___ Available data

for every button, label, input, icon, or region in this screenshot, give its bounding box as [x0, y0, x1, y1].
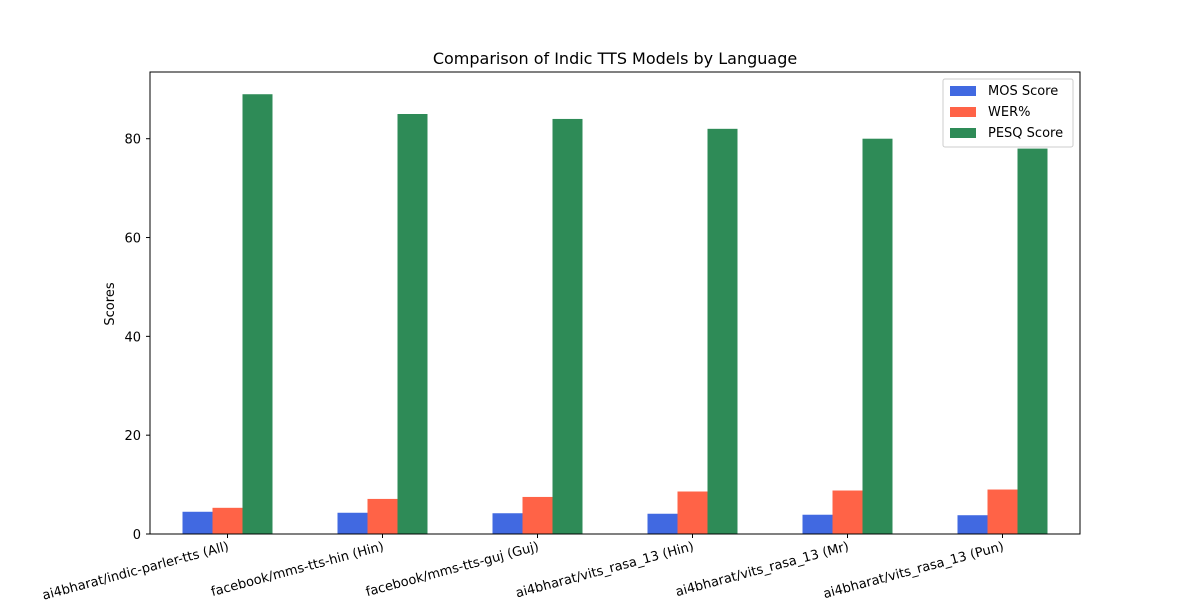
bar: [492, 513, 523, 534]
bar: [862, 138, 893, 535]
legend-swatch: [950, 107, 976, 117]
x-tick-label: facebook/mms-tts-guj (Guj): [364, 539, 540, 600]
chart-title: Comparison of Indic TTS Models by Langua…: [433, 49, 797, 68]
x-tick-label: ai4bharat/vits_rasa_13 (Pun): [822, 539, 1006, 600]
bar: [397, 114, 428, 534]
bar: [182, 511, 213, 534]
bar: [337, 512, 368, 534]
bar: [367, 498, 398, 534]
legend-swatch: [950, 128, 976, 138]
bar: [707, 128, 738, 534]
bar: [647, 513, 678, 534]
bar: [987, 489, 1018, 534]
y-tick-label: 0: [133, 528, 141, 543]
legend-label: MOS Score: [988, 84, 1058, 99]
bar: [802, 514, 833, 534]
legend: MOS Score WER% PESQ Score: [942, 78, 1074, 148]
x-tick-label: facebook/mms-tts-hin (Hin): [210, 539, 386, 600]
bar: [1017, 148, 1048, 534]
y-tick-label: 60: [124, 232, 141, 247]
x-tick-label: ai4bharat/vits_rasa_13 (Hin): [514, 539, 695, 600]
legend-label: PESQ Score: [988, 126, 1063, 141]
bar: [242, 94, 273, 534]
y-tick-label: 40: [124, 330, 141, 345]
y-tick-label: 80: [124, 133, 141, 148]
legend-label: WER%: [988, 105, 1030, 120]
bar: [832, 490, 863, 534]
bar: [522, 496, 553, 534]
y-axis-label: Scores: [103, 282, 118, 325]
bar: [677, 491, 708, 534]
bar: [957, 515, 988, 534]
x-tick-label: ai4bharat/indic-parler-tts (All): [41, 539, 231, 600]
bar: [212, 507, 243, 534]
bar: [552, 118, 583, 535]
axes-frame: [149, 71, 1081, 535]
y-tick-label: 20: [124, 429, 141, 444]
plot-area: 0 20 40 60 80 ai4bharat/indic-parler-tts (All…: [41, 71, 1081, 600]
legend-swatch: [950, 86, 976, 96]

______
___ Available data

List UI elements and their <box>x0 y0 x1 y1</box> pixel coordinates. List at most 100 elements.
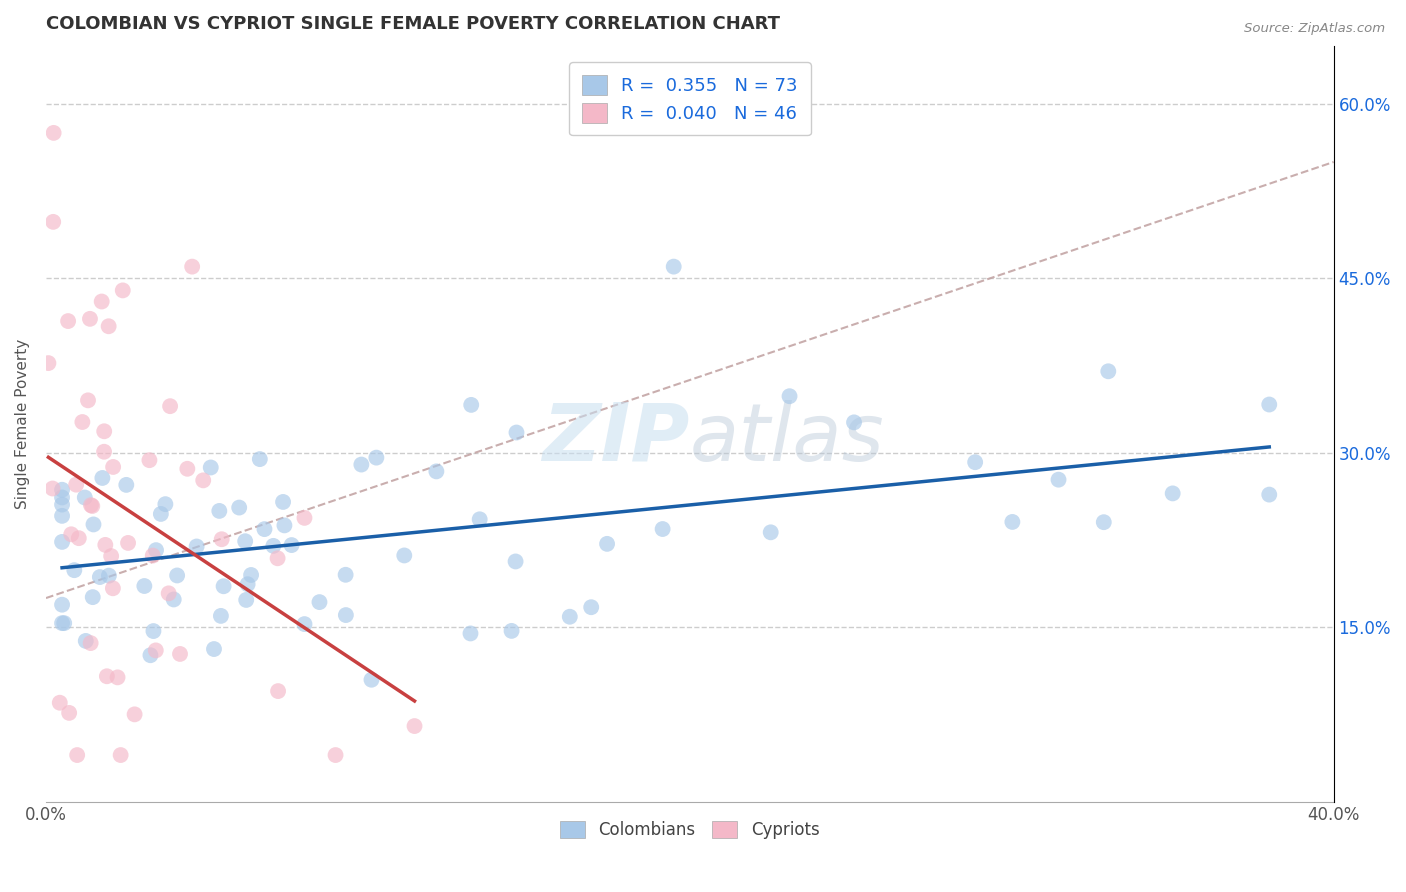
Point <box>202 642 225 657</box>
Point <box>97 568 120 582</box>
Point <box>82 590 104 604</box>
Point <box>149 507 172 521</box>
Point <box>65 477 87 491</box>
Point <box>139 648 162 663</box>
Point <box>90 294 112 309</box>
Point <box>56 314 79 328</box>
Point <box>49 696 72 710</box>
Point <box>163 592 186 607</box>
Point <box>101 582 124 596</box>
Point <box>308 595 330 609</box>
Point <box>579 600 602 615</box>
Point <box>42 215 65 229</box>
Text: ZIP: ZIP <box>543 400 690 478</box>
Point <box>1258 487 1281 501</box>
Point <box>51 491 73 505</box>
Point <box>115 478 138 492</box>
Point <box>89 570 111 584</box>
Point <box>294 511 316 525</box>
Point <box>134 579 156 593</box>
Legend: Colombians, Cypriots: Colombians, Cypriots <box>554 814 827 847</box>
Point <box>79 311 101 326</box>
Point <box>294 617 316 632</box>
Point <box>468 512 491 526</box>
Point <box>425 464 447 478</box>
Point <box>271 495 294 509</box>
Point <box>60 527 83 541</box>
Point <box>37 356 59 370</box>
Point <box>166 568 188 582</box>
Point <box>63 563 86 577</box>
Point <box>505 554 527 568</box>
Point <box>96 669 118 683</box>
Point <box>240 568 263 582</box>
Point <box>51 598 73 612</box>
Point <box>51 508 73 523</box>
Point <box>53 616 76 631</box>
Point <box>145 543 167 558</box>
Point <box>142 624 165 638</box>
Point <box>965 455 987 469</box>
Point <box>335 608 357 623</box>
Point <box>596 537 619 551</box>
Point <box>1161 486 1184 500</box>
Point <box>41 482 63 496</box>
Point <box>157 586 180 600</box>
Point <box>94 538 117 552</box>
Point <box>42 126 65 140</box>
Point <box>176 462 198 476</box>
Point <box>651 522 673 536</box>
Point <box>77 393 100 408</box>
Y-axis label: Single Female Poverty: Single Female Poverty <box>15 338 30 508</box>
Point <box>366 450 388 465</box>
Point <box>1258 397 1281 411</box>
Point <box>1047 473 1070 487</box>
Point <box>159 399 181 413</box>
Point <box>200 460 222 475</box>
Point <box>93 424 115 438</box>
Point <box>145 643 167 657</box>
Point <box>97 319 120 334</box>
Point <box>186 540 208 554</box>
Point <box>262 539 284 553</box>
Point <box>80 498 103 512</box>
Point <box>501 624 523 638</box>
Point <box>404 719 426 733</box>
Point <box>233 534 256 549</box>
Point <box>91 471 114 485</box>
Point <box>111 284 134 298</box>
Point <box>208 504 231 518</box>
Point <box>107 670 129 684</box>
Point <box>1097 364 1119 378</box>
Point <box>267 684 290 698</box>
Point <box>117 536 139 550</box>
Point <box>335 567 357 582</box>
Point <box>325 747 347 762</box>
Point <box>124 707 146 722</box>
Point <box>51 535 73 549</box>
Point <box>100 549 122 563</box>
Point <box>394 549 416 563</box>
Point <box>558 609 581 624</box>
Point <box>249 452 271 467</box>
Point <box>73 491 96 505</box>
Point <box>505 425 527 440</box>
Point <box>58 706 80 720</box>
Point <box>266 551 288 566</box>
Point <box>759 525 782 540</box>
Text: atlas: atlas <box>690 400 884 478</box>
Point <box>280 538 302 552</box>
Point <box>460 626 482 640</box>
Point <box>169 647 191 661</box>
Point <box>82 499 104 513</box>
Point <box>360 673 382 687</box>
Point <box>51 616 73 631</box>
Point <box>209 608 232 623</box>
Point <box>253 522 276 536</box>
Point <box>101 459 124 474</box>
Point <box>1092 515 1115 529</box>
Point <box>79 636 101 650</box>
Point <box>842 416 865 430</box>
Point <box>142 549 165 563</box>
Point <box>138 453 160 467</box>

______

| Problem to work on |
Please gather every line above that contains the string "swatch", and copy each one in full.

| Task response |
legend-swatch: [950, 107, 976, 117]
legend-swatch: [950, 128, 976, 138]
legend-swatch: [950, 86, 976, 96]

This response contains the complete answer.